- [Task description]
Using the listing below, select the lines with the word "have" and copy them.

- [Dataset rows]
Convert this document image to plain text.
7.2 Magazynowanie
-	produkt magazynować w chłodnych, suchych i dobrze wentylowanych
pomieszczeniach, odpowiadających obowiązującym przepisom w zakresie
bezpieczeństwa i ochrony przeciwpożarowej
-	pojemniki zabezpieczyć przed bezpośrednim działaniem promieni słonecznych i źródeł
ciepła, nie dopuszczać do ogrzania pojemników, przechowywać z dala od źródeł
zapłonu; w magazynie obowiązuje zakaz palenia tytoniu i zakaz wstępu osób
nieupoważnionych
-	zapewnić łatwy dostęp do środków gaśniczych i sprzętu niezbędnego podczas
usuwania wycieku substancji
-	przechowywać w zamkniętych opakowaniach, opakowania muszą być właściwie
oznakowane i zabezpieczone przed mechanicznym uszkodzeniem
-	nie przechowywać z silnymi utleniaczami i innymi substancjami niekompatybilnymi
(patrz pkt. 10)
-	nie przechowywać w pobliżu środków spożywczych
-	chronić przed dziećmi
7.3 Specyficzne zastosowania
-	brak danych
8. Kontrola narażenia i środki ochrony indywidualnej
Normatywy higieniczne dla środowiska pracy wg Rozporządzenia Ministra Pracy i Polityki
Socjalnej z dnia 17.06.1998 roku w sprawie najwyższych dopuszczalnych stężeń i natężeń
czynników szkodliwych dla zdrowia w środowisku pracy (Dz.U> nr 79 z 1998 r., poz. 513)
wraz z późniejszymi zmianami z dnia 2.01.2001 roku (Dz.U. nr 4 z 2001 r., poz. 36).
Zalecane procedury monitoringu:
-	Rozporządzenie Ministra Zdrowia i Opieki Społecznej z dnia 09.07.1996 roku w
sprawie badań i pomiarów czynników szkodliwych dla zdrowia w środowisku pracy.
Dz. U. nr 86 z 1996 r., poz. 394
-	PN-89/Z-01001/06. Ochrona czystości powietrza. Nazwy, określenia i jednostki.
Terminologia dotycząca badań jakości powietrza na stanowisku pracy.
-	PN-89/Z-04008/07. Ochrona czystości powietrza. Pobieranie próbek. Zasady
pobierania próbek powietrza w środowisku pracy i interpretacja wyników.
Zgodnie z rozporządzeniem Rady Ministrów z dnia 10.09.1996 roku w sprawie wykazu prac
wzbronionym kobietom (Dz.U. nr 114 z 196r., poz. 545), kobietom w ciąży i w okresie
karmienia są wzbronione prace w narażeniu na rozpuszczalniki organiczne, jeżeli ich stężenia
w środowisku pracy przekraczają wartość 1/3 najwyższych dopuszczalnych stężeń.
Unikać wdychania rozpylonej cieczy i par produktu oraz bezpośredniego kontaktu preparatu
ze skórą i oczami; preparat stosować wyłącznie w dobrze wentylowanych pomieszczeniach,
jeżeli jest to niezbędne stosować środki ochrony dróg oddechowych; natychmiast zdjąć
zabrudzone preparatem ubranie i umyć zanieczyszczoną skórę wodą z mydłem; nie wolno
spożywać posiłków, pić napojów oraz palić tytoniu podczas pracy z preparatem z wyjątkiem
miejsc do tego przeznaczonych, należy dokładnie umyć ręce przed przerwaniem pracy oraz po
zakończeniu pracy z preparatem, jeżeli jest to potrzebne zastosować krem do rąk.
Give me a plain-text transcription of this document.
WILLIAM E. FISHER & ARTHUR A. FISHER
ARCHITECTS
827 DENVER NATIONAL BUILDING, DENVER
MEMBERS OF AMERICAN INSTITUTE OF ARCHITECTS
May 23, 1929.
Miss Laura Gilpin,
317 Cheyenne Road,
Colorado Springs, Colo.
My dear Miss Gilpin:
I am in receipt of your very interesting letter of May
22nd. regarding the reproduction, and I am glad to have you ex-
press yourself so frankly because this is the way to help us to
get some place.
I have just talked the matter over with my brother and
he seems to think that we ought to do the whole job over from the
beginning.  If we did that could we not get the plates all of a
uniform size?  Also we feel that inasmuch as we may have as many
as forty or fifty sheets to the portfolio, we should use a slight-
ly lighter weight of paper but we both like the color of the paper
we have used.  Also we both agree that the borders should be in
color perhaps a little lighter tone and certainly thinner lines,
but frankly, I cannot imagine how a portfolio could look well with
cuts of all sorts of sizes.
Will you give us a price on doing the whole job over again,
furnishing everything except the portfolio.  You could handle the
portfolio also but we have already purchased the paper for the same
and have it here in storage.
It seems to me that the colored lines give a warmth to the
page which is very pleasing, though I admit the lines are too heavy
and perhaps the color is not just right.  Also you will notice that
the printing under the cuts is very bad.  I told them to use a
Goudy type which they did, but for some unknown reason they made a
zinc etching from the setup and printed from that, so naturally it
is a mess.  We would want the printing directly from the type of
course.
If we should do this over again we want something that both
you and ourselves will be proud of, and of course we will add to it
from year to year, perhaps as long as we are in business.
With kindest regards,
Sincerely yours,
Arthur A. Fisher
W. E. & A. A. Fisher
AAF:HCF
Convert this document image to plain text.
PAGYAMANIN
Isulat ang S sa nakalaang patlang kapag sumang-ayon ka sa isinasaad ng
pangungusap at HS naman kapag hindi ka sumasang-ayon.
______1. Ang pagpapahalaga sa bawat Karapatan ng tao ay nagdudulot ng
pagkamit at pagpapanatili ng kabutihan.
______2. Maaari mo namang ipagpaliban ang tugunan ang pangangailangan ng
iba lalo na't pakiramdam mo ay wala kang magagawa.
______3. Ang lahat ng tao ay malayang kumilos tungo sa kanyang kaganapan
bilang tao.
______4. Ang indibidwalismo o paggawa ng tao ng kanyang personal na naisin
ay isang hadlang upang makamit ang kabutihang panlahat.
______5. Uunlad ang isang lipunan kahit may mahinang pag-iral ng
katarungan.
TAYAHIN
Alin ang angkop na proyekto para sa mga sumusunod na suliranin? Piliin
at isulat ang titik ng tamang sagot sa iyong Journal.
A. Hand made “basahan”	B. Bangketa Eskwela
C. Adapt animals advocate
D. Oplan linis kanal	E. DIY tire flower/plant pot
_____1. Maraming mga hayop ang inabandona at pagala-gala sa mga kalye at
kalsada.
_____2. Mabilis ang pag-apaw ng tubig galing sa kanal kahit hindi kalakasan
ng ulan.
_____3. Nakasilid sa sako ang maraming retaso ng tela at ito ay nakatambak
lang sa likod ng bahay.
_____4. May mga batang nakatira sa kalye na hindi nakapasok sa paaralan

- [Answer for the task]
22nd. regarding the reproduction, and I am glad to have you ex-
I have just talked the matter over with my brother and
uniform size?  Also we feel that inasmuch as we may have as many
we have used.  Also we both agree that the borders should be in
portfolio also but we have already purchased the paper for the same
and have it here in storage.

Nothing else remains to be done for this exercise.